--- start Extracted information ---
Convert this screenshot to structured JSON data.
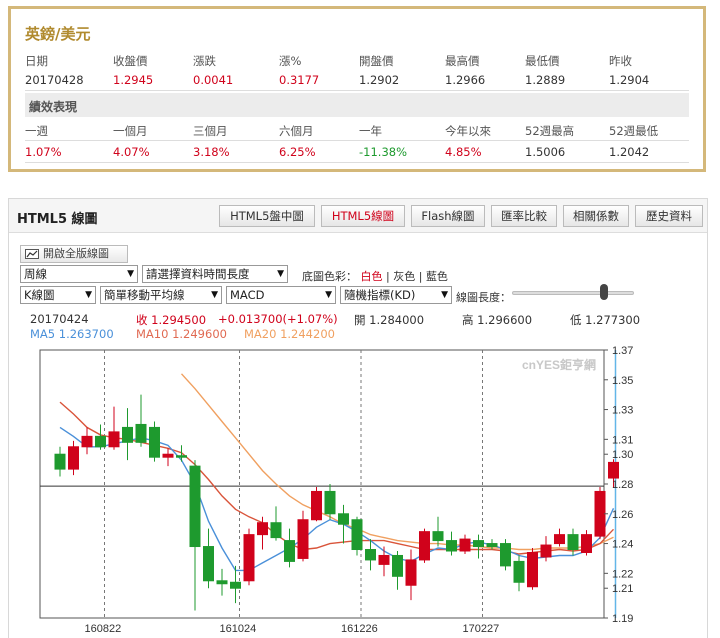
{
  "quote": {
    "title": "英鎊/美元",
    "headers": [
      "日期",
      "收盤價",
      "漲跌",
      "漲%",
      "開盤價",
      "最高價",
      "最低價",
      "昨收"
    ],
    "values": [
      "20170428",
      "1.2945",
      "0.0041",
      "0.3177",
      "1.2902",
      "1.2966",
      "1.2889",
      "1.2904"
    ],
    "section_title": "績效表現",
    "perf_headers": [
      "一週",
      "一個月",
      "三個月",
      "六個月",
      "一年",
      "今年以來",
      "52週最高",
      "52週最低"
    ],
    "perf_values": [
      "1.07%",
      "4.07%",
      "3.18%",
      "6.25%",
      "-11.38%",
      "4.85%",
      "1.5006",
      "1.2042"
    ]
  },
  "panel": {
    "title": "HTML5 線圖",
    "tabs": [
      "HTML5盤中圖",
      "HTML5線圖",
      "Flash線圖",
      "匯率比較",
      "相關係數",
      "歷史資料"
    ],
    "active_tab": 1
  },
  "controls": {
    "open_full": "開啟全版線圖",
    "period": "周線",
    "range": "請選擇資料時間長度",
    "bg_label": "底圖色彩：",
    "bg_white": "白色",
    "bg_gray": "灰色",
    "bg_blue": "藍色",
    "sep": "|",
    "chart_type": "K線圖",
    "ma_type": "簡單移動平均線",
    "indicator": "MACD",
    "indicator2": "隨機指標(KD)",
    "length_label": "線圖長度："
  },
  "info": {
    "date": "20170424",
    "close": "收 1.294500",
    "change": "+0.013700(+1.07%)",
    "open": "開 1.284000",
    "high": "高 1.296600",
    "low": "低 1.277300",
    "ma5": "MA5 1.263700",
    "ma10": "MA10 1.249600",
    "ma20": "MA20 1.244200"
  },
  "colors": {
    "up": "#d0021b",
    "down": "#1e9a2e",
    "ma5": "#4a90d9",
    "ma10": "#d9543a",
    "ma20": "#f0a060",
    "frame": "#bfa260"
  },
  "chart_data": {
    "type": "candlestick",
    "watermark": "cnYES鉅亨網",
    "y_ticks": [
      1.37,
      1.35,
      1.33,
      1.31,
      1.3,
      1.28,
      1.26,
      1.24,
      1.22,
      1.21,
      1.19
    ],
    "ylim": [
      1.19,
      1.37
    ],
    "x_ticks": [
      "160822",
      "161024",
      "161226",
      "170227"
    ],
    "reference_price": 1.2786,
    "candles": [
      [
        1.3,
        1.29,
        1.305,
        1.285
      ],
      [
        1.29,
        1.305,
        1.309,
        1.286
      ],
      [
        1.305,
        1.312,
        1.318,
        1.3
      ],
      [
        1.312,
        1.305,
        1.32,
        1.303
      ],
      [
        1.305,
        1.315,
        1.332,
        1.303
      ],
      [
        1.318,
        1.308,
        1.331,
        1.296
      ],
      [
        1.32,
        1.308,
        1.34,
        1.305
      ],
      [
        1.318,
        1.298,
        1.322,
        1.295
      ],
      [
        1.298,
        1.3,
        1.304,
        1.292
      ],
      [
        1.299,
        1.298,
        1.306,
        1.295
      ],
      [
        1.292,
        1.238,
        1.296,
        1.195
      ],
      [
        1.238,
        1.215,
        1.25,
        1.21
      ],
      [
        1.215,
        1.213,
        1.223,
        1.205
      ],
      [
        1.214,
        1.21,
        1.225,
        1.2
      ],
      [
        1.215,
        1.246,
        1.25,
        1.212
      ],
      [
        1.246,
        1.254,
        1.258,
        1.236
      ],
      [
        1.254,
        1.244,
        1.265,
        1.242
      ],
      [
        1.242,
        1.228,
        1.25,
        1.224
      ],
      [
        1.23,
        1.256,
        1.262,
        1.228
      ],
      [
        1.256,
        1.275,
        1.278,
        1.255
      ],
      [
        1.275,
        1.26,
        1.28,
        1.256
      ],
      [
        1.26,
        1.253,
        1.266,
        1.24
      ],
      [
        1.256,
        1.236,
        1.258,
        1.232
      ],
      [
        1.236,
        1.229,
        1.243,
        1.222
      ],
      [
        1.226,
        1.232,
        1.238,
        1.218
      ],
      [
        1.232,
        1.218,
        1.235,
        1.209
      ],
      [
        1.212,
        1.229,
        1.236,
        1.202
      ],
      [
        1.229,
        1.248,
        1.25,
        1.227
      ],
      [
        1.248,
        1.242,
        1.258,
        1.238
      ],
      [
        1.242,
        1.235,
        1.248,
        1.232
      ],
      [
        1.235,
        1.243,
        1.246,
        1.233
      ],
      [
        1.242,
        1.238,
        1.246,
        1.23
      ],
      [
        1.24,
        1.238,
        1.243,
        1.236
      ],
      [
        1.24,
        1.225,
        1.243,
        1.222
      ],
      [
        1.228,
        1.214,
        1.232,
        1.208
      ],
      [
        1.211,
        1.234,
        1.237,
        1.209
      ],
      [
        1.231,
        1.239,
        1.245,
        1.228
      ],
      [
        1.24,
        1.246,
        1.25,
        1.238
      ],
      [
        1.246,
        1.236,
        1.25,
        1.232
      ],
      [
        1.234,
        1.246,
        1.249,
        1.232
      ],
      [
        1.245,
        1.275,
        1.278,
        1.243
      ],
      [
        1.284,
        1.2945,
        1.2966,
        1.2773
      ]
    ],
    "ma5": [
      1.318,
      1.312,
      1.305,
      1.305,
      1.307,
      1.309,
      1.311,
      1.309,
      1.306,
      1.296,
      1.28,
      1.255,
      1.237,
      1.222,
      1.222,
      1.227,
      1.232,
      1.237,
      1.243,
      1.251,
      1.256,
      1.253,
      1.248,
      1.242,
      1.235,
      1.23,
      1.228,
      1.233,
      1.237,
      1.236,
      1.24,
      1.241,
      1.239,
      1.236,
      1.232,
      1.23,
      1.231,
      1.232,
      1.232,
      1.235,
      1.244,
      1.2637
    ],
    "ma10": [
      1.335,
      1.327,
      1.318,
      1.313,
      1.311,
      1.31,
      1.308,
      1.306,
      1.304,
      1.301,
      1.293,
      1.283,
      1.272,
      1.263,
      1.258,
      1.254,
      1.246,
      1.24,
      1.236,
      1.237,
      1.24,
      1.241,
      1.242,
      1.242,
      1.242,
      1.24,
      1.238,
      1.236,
      1.236,
      1.236,
      1.236,
      1.236,
      1.236,
      1.235,
      1.233,
      1.234,
      1.235,
      1.236,
      1.235,
      1.236,
      1.24,
      1.2496
    ],
    "ma20": [
      null,
      null,
      null,
      null,
      null,
      null,
      null,
      null,
      null,
      1.354,
      1.344,
      1.333,
      1.322,
      1.311,
      1.3,
      1.289,
      1.28,
      1.272,
      1.266,
      1.262,
      1.258,
      1.253,
      1.25,
      1.246,
      1.244,
      1.242,
      1.241,
      1.24,
      1.24,
      1.239,
      1.239,
      1.238,
      1.237,
      1.237,
      1.236,
      1.236,
      1.237,
      1.237,
      1.237,
      1.238,
      1.24,
      1.2442
    ]
  }
}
--- end Extracted information ---
◆ Description of the task:
The entries above should be reproduced exactly, without their pictures.

◆ In response:
Convert this screenshot to structured JSON data.
{
  "quote": {
    "title": "英鎊/美元",
    "headers": [
      "日期",
      "收盤價",
      "漲跌",
      "漲%",
      "開盤價",
      "最高價",
      "最低價",
      "昨收"
    ],
    "values": [
      "20170428",
      "1.2945",
      "0.0041",
      "0.3177",
      "1.2902",
      "1.2966",
      "1.2889",
      "1.2904"
    ],
    "section_title": "績效表現",
    "perf_headers": [
      "一週",
      "一個月",
      "三個月",
      "六個月",
      "一年",
      "今年以來",
      "52週最高",
      "52週最低"
    ],
    "perf_values": [
      "1.07%",
      "4.07%",
      "3.18%",
      "6.25%",
      "-11.38%",
      "4.85%",
      "1.5006",
      "1.2042"
    ]
  },
  "panel": {
    "title": "HTML5 線圖",
    "tabs": [
      "HTML5盤中圖",
      "HTML5線圖",
      "Flash線圖",
      "匯率比較",
      "相關係數",
      "歷史資料"
    ],
    "active_tab": 1
  },
  "controls": {
    "open_full": "開啟全版線圖",
    "period": "周線",
    "range": "請選擇資料時間長度",
    "bg_label": "底圖色彩：",
    "bg_white": "白色",
    "bg_gray": "灰色",
    "bg_blue": "藍色",
    "sep": "|",
    "chart_type": "K線圖",
    "ma_type": "簡單移動平均線",
    "indicator": "MACD",
    "indicator2": "隨機指標(KD)",
    "length_label": "線圖長度："
  },
  "info": {
    "date": "20170424",
    "close": "收 1.294500",
    "change": "+0.013700(+1.07%)",
    "open": "開 1.284000",
    "high": "高 1.296600",
    "low": "低 1.277300",
    "ma5": "MA5 1.263700",
    "ma10": "MA10 1.249600",
    "ma20": "MA20 1.244200"
  },
  "colors": {
    "up": "#d0021b",
    "down": "#1e9a2e",
    "ma5": "#4a90d9",
    "ma10": "#d9543a",
    "ma20": "#f0a060",
    "frame": "#bfa260"
  },
  "chart_data": {
    "type": "candlestick",
    "watermark": "cnYES鉅亨網",
    "y_ticks": [
      1.37,
      1.35,
      1.33,
      1.31,
      1.3,
      1.28,
      1.26,
      1.24,
      1.22,
      1.21,
      1.19
    ],
    "ylim": [
      1.19,
      1.37
    ],
    "x_ticks": [
      "160822",
      "161024",
      "161226",
      "170227"
    ],
    "reference_price": 1.2786,
    "candles": [
      [
        1.3,
        1.29,
        1.305,
        1.285
      ],
      [
        1.29,
        1.305,
        1.309,
        1.286
      ],
      [
        1.305,
        1.312,
        1.318,
        1.3
      ],
      [
        1.312,
        1.305,
        1.32,
        1.303
      ],
      [
        1.305,
        1.315,
        1.332,
        1.303
      ],
      [
        1.318,
        1.308,
        1.331,
        1.296
      ],
      [
        1.32,
        1.308,
        1.34,
        1.305
      ],
      [
        1.318,
        1.298,
        1.322,
        1.295
      ],
      [
        1.298,
        1.3,
        1.304,
        1.292
      ],
      [
        1.299,
        1.298,
        1.306,
        1.295
      ],
      [
        1.292,
        1.238,
        1.296,
        1.195
      ],
      [
        1.238,
        1.215,
        1.25,
        1.21
      ],
      [
        1.215,
        1.213,
        1.223,
        1.205
      ],
      [
        1.214,
        1.21,
        1.225,
        1.2
      ],
      [
        1.215,
        1.246,
        1.25,
        1.212
      ],
      [
        1.246,
        1.254,
        1.258,
        1.236
      ],
      [
        1.254,
        1.244,
        1.265,
        1.242
      ],
      [
        1.242,
        1.228,
        1.25,
        1.224
      ],
      [
        1.23,
        1.256,
        1.262,
        1.228
      ],
      [
        1.256,
        1.275,
        1.278,
        1.255
      ],
      [
        1.275,
        1.26,
        1.28,
        1.256
      ],
      [
        1.26,
        1.253,
        1.266,
        1.24
      ],
      [
        1.256,
        1.236,
        1.258,
        1.232
      ],
      [
        1.236,
        1.229,
        1.243,
        1.222
      ],
      [
        1.226,
        1.232,
        1.238,
        1.218
      ],
      [
        1.232,
        1.218,
        1.235,
        1.209
      ],
      [
        1.212,
        1.229,
        1.236,
        1.202
      ],
      [
        1.229,
        1.248,
        1.25,
        1.227
      ],
      [
        1.248,
        1.242,
        1.258,
        1.238
      ],
      [
        1.242,
        1.235,
        1.248,
        1.232
      ],
      [
        1.235,
        1.243,
        1.246,
        1.233
      ],
      [
        1.242,
        1.238,
        1.246,
        1.23
      ],
      [
        1.24,
        1.238,
        1.243,
        1.236
      ],
      [
        1.24,
        1.225,
        1.243,
        1.222
      ],
      [
        1.228,
        1.214,
        1.232,
        1.208
      ],
      [
        1.211,
        1.234,
        1.237,
        1.209
      ],
      [
        1.231,
        1.239,
        1.245,
        1.228
      ],
      [
        1.24,
        1.246,
        1.25,
        1.238
      ],
      [
        1.246,
        1.236,
        1.25,
        1.232
      ],
      [
        1.234,
        1.246,
        1.249,
        1.232
      ],
      [
        1.245,
        1.275,
        1.278,
        1.243
      ],
      [
        1.284,
        1.2945,
        1.2966,
        1.2773
      ]
    ],
    "ma5": [
      1.318,
      1.312,
      1.305,
      1.305,
      1.307,
      1.309,
      1.311,
      1.309,
      1.306,
      1.296,
      1.28,
      1.255,
      1.237,
      1.222,
      1.222,
      1.227,
      1.232,
      1.237,
      1.243,
      1.251,
      1.256,
      1.253,
      1.248,
      1.242,
      1.235,
      1.23,
      1.228,
      1.233,
      1.237,
      1.236,
      1.24,
      1.241,
      1.239,
      1.236,
      1.232,
      1.23,
      1.231,
      1.232,
      1.232,
      1.235,
      1.244,
      1.2637
    ],
    "ma10": [
      1.335,
      1.327,
      1.318,
      1.313,
      1.311,
      1.31,
      1.308,
      1.306,
      1.304,
      1.301,
      1.293,
      1.283,
      1.272,
      1.263,
      1.258,
      1.254,
      1.246,
      1.24,
      1.236,
      1.237,
      1.24,
      1.241,
      1.242,
      1.242,
      1.242,
      1.24,
      1.238,
      1.236,
      1.236,
      1.236,
      1.236,
      1.236,
      1.236,
      1.235,
      1.233,
      1.234,
      1.235,
      1.236,
      1.235,
      1.236,
      1.24,
      1.2496
    ],
    "ma20": [
      null,
      null,
      null,
      null,
      null,
      null,
      null,
      null,
      null,
      1.354,
      1.344,
      1.333,
      1.322,
      1.311,
      1.3,
      1.289,
      1.28,
      1.272,
      1.266,
      1.262,
      1.258,
      1.253,
      1.25,
      1.246,
      1.244,
      1.242,
      1.241,
      1.24,
      1.24,
      1.239,
      1.239,
      1.238,
      1.237,
      1.237,
      1.236,
      1.236,
      1.237,
      1.237,
      1.237,
      1.238,
      1.24,
      1.2442
    ]
  }
}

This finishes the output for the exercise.